▶ _Items_:

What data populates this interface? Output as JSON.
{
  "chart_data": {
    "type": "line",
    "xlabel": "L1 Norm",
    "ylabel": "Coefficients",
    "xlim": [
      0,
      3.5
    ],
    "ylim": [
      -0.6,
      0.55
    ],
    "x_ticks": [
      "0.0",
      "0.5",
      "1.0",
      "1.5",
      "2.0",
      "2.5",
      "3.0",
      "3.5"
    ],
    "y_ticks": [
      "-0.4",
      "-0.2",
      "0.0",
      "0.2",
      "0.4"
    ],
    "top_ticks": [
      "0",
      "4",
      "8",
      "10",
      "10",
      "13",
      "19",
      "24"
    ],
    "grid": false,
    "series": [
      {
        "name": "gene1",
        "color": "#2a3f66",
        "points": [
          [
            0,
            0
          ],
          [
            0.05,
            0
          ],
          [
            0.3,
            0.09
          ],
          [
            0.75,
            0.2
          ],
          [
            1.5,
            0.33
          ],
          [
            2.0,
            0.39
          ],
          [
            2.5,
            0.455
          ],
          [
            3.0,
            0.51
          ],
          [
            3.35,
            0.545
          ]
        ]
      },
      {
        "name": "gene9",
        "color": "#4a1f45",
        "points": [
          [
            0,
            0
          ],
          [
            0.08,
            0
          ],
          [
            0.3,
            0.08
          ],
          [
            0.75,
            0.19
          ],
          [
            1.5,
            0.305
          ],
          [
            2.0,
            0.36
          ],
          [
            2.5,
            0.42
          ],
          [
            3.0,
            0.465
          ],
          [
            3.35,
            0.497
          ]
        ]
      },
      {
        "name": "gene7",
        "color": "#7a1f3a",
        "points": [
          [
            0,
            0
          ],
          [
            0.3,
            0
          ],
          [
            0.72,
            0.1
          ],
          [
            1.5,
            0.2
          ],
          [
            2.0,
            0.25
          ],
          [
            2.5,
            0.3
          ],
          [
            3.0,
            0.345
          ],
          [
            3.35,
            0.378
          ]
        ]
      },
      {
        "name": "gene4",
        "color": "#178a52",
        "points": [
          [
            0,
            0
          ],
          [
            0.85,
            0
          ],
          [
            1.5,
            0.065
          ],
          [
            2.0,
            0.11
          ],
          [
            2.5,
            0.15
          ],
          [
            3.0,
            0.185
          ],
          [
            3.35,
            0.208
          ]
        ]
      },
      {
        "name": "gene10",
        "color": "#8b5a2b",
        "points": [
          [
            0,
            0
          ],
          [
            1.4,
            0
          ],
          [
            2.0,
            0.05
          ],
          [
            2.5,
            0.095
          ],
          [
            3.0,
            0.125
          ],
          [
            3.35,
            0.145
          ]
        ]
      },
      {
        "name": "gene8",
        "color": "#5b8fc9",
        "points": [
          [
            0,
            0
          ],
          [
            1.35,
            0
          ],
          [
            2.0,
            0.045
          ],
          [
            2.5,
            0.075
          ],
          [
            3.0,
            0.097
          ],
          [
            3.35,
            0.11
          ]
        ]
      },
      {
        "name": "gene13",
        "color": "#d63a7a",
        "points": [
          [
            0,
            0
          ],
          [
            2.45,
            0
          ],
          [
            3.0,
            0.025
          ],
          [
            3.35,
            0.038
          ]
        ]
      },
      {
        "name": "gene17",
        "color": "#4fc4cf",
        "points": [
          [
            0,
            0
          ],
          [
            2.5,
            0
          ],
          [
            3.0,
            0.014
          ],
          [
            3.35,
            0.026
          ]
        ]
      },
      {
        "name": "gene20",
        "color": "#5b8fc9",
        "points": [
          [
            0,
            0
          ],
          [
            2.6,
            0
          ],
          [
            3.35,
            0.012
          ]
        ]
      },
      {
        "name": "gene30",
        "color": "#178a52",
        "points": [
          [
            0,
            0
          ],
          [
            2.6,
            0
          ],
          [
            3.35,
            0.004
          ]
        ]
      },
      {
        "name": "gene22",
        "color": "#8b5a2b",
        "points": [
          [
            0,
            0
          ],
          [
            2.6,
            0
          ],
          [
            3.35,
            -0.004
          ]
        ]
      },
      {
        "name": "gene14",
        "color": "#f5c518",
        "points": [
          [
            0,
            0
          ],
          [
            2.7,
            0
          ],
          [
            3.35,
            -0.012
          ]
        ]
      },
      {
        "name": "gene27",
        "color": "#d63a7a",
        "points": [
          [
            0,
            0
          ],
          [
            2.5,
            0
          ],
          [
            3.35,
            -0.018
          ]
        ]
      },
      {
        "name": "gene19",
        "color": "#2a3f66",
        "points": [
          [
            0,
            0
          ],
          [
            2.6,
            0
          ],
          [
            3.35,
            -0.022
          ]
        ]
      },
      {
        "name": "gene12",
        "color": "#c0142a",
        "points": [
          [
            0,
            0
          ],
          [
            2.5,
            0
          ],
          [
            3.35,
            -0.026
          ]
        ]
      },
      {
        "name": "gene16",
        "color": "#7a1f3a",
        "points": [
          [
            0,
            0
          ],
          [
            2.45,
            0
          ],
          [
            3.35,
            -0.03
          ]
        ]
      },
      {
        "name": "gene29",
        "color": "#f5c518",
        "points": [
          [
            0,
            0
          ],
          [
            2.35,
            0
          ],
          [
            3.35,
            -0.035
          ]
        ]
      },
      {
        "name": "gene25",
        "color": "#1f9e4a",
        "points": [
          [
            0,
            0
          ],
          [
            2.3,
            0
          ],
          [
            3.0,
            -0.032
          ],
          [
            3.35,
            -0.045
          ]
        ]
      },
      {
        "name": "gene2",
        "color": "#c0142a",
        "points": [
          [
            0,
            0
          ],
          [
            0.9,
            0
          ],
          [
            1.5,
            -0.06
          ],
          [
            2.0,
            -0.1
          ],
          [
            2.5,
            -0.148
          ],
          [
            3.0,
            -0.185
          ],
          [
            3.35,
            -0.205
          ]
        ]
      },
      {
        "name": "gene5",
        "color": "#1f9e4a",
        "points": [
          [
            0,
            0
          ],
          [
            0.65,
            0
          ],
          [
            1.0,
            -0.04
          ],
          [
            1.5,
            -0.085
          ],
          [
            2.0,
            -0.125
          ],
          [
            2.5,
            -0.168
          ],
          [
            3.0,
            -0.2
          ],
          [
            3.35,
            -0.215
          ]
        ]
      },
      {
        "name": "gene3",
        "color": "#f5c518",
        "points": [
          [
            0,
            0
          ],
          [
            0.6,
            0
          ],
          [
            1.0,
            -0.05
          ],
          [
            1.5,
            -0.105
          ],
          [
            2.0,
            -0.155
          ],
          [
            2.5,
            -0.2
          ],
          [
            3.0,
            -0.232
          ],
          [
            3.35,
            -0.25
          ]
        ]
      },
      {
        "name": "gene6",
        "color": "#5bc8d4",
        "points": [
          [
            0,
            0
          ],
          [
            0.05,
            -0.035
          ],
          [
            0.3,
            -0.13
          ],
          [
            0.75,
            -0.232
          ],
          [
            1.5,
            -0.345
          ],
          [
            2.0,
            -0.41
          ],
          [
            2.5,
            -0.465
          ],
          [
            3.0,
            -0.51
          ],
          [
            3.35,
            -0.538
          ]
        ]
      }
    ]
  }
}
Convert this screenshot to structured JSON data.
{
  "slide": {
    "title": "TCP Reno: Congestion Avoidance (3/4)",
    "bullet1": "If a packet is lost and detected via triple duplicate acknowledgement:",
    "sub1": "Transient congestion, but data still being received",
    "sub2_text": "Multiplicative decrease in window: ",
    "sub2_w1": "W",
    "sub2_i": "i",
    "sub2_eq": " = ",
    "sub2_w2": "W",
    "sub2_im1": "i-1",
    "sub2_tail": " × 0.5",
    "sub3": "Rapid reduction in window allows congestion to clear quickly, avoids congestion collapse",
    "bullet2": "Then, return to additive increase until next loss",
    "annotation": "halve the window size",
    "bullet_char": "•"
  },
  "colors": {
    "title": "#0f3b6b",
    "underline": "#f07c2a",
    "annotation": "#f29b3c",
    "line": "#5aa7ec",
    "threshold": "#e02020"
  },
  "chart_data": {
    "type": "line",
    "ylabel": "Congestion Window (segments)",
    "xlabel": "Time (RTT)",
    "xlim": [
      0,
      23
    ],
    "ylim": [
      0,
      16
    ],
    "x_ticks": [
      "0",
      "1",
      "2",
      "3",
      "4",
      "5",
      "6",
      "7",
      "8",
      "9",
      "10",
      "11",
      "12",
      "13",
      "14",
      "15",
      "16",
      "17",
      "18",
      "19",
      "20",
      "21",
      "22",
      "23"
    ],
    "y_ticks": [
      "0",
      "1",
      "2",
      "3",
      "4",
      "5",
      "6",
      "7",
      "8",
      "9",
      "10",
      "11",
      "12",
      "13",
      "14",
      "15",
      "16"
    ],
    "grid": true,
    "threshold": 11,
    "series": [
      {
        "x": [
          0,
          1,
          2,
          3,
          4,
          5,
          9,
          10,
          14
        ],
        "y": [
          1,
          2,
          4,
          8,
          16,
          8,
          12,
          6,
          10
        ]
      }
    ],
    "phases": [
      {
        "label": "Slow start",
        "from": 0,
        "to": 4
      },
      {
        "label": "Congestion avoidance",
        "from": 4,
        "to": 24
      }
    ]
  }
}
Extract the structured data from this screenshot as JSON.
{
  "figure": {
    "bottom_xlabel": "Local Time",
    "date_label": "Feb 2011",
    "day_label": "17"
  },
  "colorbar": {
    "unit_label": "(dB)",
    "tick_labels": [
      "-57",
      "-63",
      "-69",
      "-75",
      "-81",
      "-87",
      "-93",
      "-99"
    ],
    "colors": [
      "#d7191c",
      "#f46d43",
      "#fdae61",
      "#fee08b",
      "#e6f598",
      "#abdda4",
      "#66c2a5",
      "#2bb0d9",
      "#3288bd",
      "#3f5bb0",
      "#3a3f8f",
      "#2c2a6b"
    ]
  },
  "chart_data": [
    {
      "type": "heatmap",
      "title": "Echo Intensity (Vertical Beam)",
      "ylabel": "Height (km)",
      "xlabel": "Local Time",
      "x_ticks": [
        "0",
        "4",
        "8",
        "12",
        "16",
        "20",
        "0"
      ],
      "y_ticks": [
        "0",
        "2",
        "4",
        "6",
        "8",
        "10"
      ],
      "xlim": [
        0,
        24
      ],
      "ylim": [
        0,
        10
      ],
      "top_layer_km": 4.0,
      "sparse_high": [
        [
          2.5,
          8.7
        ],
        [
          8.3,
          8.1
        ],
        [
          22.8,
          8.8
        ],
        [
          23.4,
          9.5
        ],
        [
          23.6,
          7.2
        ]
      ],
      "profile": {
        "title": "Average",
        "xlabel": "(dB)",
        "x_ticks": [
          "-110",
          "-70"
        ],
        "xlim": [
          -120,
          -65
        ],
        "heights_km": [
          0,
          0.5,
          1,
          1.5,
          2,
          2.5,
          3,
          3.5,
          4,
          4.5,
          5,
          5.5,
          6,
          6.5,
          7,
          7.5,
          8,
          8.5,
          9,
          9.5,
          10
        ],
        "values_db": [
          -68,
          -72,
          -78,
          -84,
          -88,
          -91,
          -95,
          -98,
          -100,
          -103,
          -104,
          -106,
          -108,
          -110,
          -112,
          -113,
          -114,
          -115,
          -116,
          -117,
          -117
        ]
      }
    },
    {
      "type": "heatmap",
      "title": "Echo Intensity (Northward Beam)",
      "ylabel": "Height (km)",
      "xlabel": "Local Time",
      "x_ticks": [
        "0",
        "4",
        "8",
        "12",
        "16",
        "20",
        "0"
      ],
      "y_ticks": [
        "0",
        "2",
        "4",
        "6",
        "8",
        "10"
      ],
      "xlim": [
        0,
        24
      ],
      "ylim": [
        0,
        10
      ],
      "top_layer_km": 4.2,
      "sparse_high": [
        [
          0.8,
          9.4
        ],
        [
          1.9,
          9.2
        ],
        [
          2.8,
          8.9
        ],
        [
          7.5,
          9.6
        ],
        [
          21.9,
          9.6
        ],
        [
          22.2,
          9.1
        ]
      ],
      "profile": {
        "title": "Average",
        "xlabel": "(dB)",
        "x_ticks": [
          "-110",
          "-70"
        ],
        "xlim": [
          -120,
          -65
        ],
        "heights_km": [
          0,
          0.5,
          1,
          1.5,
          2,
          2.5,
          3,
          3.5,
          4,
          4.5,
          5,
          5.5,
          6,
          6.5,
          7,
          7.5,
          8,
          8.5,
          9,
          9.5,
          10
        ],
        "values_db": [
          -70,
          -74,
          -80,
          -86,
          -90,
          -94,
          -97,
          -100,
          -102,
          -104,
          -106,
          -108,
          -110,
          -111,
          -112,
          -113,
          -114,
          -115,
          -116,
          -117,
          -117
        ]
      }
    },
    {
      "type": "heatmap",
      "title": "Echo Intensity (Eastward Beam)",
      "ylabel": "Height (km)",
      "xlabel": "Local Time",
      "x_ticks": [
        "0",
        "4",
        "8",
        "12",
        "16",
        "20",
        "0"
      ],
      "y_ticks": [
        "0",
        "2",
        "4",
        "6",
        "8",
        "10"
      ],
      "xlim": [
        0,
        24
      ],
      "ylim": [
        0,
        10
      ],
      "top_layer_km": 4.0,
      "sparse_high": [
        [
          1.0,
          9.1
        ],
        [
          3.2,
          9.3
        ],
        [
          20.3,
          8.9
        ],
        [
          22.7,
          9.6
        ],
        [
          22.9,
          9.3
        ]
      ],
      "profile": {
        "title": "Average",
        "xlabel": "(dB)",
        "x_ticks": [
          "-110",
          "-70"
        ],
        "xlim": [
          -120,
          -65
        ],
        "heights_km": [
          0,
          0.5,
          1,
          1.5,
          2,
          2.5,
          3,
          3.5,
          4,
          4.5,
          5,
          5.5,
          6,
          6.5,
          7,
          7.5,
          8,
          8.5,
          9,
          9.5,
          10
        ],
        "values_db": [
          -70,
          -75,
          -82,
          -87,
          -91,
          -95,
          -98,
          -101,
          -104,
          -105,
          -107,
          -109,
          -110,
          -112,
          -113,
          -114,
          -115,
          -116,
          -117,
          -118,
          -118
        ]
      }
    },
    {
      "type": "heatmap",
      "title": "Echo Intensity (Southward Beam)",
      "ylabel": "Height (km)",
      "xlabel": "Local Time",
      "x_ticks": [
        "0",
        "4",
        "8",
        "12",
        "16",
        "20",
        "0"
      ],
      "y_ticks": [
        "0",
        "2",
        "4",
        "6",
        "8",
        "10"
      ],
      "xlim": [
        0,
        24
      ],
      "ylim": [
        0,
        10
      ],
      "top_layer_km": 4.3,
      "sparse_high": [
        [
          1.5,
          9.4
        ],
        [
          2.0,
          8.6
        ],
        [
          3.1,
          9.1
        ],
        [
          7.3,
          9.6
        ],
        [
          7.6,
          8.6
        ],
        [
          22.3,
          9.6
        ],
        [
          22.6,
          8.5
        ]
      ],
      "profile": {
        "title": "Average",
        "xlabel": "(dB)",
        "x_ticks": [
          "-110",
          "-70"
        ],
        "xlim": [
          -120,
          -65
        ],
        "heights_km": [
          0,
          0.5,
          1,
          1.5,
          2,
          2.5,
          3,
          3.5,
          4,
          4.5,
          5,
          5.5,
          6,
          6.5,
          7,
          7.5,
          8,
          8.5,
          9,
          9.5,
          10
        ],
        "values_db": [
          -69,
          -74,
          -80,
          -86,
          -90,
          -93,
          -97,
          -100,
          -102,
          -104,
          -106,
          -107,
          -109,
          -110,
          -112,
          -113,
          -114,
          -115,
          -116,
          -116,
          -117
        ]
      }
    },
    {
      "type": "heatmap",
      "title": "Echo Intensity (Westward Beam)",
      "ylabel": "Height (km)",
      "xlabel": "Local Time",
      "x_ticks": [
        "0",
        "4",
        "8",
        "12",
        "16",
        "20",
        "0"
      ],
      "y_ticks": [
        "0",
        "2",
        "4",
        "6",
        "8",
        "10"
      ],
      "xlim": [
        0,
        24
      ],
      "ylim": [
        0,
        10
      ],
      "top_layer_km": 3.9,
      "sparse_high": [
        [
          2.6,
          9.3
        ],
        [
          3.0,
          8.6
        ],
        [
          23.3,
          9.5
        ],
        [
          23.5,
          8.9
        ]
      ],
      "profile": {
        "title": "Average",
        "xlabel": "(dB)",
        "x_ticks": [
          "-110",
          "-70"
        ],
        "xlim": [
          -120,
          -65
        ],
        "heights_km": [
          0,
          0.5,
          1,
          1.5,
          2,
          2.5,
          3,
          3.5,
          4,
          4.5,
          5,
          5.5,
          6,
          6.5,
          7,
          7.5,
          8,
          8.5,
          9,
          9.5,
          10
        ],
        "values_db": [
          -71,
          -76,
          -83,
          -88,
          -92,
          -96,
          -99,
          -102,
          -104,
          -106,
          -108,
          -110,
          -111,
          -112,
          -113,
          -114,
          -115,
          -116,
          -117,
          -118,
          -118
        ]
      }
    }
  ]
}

▶ _Task prompt_:
Select every line of the records holding the string "structured".

▶ _Solved problem_:
Convert this screenshot to structured JSON data.
Extract the structured data from this screenshot as JSON.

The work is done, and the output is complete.